# [Set problem]
Give all the lines below again, exactly, with no pictures.

# [Rows]
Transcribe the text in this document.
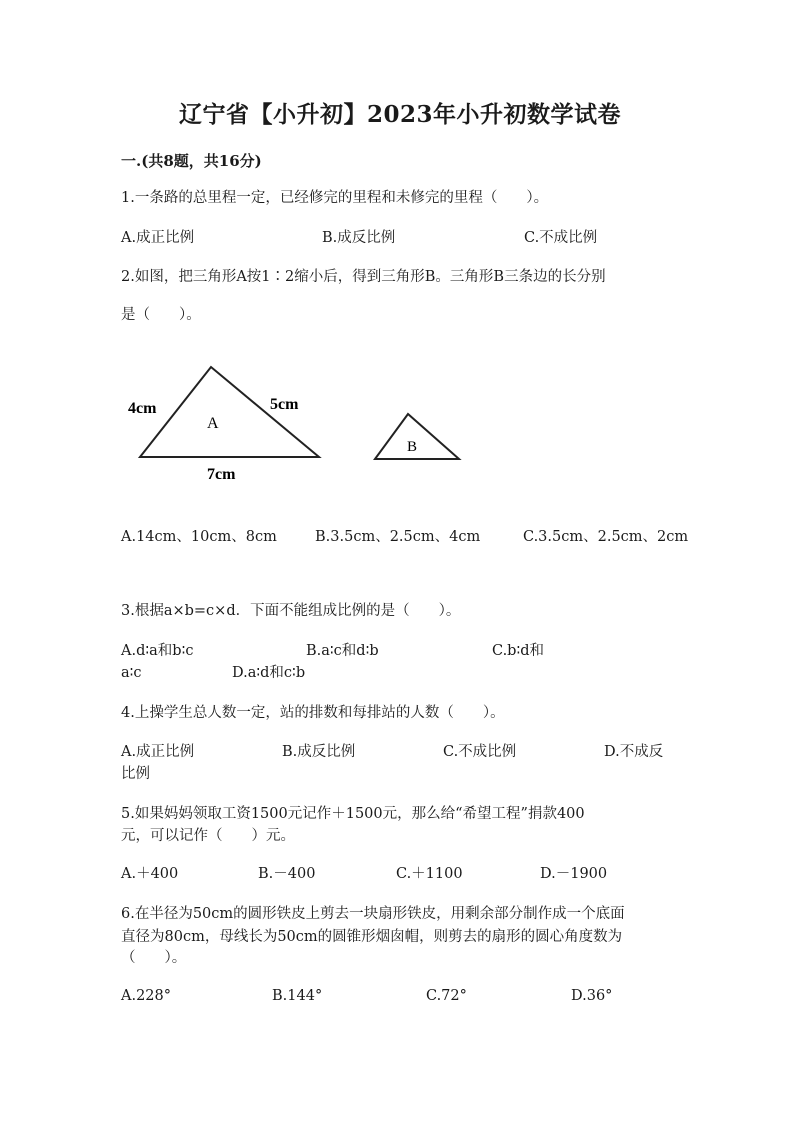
辽宁省【小升初】2023年小升初数学试卷
一.(共8题，共16分)
1.一条路的总里程一定，已经修完的里程和未修完的里程（　　）。
A.成正比例	B.成反比例	C.不成比例
2.如图，把三角形A按1∶2缩小后，得到三角形B。三角形B三条边的长分别
是（　　）。
A
B
4cm	5cm
7cm
A.14cm、10cm、8cm	B.3.5cm、2.5cm、4cm	C.3.5cm、2.5cm、2cm
3.根据a×b=c×d．下面不能组成比例的是（　　）。
A.d∶a和b∶c	B.a∶c和d∶b	C.b∶d和
a∶c	D.a∶d和c∶b
4.上操学生总人数一定，站的排数和每排站的人数（　　）。
A.成正比例	B.成反比例	C.不成比例	D.不成反
比例
5.如果妈妈领取工资1500元记作＋1500元，那么给“希望工程”捐款400
元，可以记作（　　）元。
A.＋400	B.－400	C.＋1100	D.－1900
6.在半径为50cm的圆形铁皮上剪去一块扇形铁皮，用剩余部分制作成一个底面
直径为80cm，母线长为50cm的圆锥形烟囱帽，则剪去的扇形的圆心角度数为
（　　）。
A.228°	B.144°	C.72°	D.36°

# [Exercise response]
Transcribe the text in this document.
辽宁省【小升初】2023年小升初数学试卷
一.(共8题，共16分)
1.一条路的总里程一定，已经修完的里程和未修完的里程（　　）。
A.成正比例	B.成反比例	C.不成比例
2.如图，把三角形A按1∶2缩小后，得到三角形B。三角形B三条边的长分别
是（　　）。
A
B
4cm	5cm
7cm
A.14cm、10cm、8cm	B.3.5cm、2.5cm、4cm	C.3.5cm、2.5cm、2cm
3.根据a×b=c×d．下面不能组成比例的是（　　）。
A.d∶a和b∶c	B.a∶c和d∶b	C.b∶d和
a∶c	D.a∶d和c∶b
4.上操学生总人数一定，站的排数和每排站的人数（　　）。
A.成正比例	B.成反比例	C.不成比例	D.不成反
比例
5.如果妈妈领取工资1500元记作＋1500元，那么给“希望工程”捐款400
元，可以记作（　　）元。
A.＋400	B.－400	C.＋1100	D.－1900
6.在半径为50cm的圆形铁皮上剪去一块扇形铁皮，用剩余部分制作成一个底面
直径为80cm，母线长为50cm的圆锥形烟囱帽，则剪去的扇形的圆心角度数为
（　　）。
A.228°	B.144°	C.72°	D.36°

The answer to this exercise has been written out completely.